WHAT IS REQUIRED
From the material below, list every line containing "Give".

** START DATA SHOWN **

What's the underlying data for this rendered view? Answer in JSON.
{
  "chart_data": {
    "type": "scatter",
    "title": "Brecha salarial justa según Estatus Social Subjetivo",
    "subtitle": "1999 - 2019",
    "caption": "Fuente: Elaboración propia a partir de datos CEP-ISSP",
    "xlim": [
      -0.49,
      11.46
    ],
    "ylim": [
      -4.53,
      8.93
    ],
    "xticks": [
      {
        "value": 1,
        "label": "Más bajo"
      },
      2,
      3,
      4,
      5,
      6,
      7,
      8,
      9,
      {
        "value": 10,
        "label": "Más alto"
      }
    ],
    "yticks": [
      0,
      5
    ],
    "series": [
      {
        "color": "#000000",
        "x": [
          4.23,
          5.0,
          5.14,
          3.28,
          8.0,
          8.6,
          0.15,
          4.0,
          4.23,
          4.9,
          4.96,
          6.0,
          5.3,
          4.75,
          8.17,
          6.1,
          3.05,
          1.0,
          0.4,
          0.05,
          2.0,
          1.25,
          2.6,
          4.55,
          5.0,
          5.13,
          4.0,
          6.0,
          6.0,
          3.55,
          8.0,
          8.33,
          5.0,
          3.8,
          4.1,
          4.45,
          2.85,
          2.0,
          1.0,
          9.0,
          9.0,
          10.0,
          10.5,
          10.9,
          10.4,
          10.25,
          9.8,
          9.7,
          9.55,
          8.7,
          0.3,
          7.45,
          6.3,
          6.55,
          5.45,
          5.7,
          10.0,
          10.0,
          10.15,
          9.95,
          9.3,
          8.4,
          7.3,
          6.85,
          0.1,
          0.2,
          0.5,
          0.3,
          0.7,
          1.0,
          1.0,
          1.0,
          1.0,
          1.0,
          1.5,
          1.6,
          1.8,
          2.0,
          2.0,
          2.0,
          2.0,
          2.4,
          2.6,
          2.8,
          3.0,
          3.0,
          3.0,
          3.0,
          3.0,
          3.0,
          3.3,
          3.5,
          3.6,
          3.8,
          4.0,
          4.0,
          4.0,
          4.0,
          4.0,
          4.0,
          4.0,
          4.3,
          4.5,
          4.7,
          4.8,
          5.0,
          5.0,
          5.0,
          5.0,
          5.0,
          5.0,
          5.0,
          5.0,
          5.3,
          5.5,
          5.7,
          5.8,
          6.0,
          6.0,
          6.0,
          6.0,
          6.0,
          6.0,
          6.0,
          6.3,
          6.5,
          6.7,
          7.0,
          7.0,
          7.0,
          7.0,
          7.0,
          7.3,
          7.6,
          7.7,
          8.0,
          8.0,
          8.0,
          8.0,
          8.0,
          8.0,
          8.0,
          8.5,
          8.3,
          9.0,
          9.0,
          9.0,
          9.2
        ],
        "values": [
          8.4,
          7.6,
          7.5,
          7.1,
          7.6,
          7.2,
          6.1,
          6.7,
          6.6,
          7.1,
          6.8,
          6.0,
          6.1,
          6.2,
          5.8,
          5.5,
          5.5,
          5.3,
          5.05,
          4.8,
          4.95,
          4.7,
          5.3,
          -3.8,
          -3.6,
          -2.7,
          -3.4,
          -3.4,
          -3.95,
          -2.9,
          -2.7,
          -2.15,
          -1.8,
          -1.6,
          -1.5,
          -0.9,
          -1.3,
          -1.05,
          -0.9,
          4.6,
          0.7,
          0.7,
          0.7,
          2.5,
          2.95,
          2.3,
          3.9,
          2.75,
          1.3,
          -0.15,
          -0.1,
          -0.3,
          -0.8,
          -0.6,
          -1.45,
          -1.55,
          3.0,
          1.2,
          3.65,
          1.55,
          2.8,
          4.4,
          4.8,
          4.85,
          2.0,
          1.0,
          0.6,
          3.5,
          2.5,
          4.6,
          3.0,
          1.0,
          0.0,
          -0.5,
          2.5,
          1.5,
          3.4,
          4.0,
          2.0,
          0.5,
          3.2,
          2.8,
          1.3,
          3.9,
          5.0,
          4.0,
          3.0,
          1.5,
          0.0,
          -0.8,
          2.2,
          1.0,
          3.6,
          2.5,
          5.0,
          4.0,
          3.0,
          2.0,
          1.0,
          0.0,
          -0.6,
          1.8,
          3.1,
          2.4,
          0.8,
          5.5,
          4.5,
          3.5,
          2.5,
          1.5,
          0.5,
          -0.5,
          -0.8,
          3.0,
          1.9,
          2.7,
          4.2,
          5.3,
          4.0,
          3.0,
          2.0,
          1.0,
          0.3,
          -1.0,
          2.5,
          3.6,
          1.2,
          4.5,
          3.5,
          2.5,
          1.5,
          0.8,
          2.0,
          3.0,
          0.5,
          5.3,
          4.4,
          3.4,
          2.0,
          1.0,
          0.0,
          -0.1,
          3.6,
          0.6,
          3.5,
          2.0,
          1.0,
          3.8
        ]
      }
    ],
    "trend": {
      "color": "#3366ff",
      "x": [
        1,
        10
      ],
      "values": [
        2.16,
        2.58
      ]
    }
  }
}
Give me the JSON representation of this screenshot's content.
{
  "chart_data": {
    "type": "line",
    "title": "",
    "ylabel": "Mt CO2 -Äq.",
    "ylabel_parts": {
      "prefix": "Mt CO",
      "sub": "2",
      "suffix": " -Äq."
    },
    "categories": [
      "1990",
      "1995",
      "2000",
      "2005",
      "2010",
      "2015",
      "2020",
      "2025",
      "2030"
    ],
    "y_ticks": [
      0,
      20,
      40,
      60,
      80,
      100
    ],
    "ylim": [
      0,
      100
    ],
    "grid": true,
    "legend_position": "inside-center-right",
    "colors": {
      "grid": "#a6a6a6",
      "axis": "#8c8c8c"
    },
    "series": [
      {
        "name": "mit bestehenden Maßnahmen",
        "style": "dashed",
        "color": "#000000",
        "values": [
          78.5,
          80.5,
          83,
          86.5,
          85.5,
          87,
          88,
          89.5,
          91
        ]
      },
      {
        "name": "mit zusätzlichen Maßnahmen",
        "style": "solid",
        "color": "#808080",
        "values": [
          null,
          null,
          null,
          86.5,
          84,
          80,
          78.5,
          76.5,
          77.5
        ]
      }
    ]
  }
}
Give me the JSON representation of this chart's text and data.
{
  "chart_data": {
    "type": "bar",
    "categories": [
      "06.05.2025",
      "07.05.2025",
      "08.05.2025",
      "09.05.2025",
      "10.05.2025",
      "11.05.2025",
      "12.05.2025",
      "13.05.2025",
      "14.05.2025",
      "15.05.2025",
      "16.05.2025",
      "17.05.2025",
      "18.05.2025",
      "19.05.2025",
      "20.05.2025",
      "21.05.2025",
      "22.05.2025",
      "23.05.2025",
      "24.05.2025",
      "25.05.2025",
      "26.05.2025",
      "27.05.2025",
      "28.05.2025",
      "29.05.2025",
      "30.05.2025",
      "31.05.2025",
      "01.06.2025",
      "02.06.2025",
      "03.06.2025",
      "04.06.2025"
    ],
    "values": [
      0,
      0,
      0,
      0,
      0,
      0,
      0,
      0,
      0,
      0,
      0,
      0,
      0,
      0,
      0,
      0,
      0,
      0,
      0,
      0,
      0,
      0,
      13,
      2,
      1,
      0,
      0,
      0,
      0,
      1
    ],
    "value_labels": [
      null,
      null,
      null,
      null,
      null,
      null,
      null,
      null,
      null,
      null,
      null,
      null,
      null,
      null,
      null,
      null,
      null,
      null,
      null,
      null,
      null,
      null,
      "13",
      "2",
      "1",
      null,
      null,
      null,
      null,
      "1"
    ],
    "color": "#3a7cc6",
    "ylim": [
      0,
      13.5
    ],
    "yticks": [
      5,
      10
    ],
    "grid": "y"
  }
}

** END DATA SHOWN **

TASK RESULT
Give me the JSON representation of this screenshot's content.
Give me the JSON representation of this chart's text and data.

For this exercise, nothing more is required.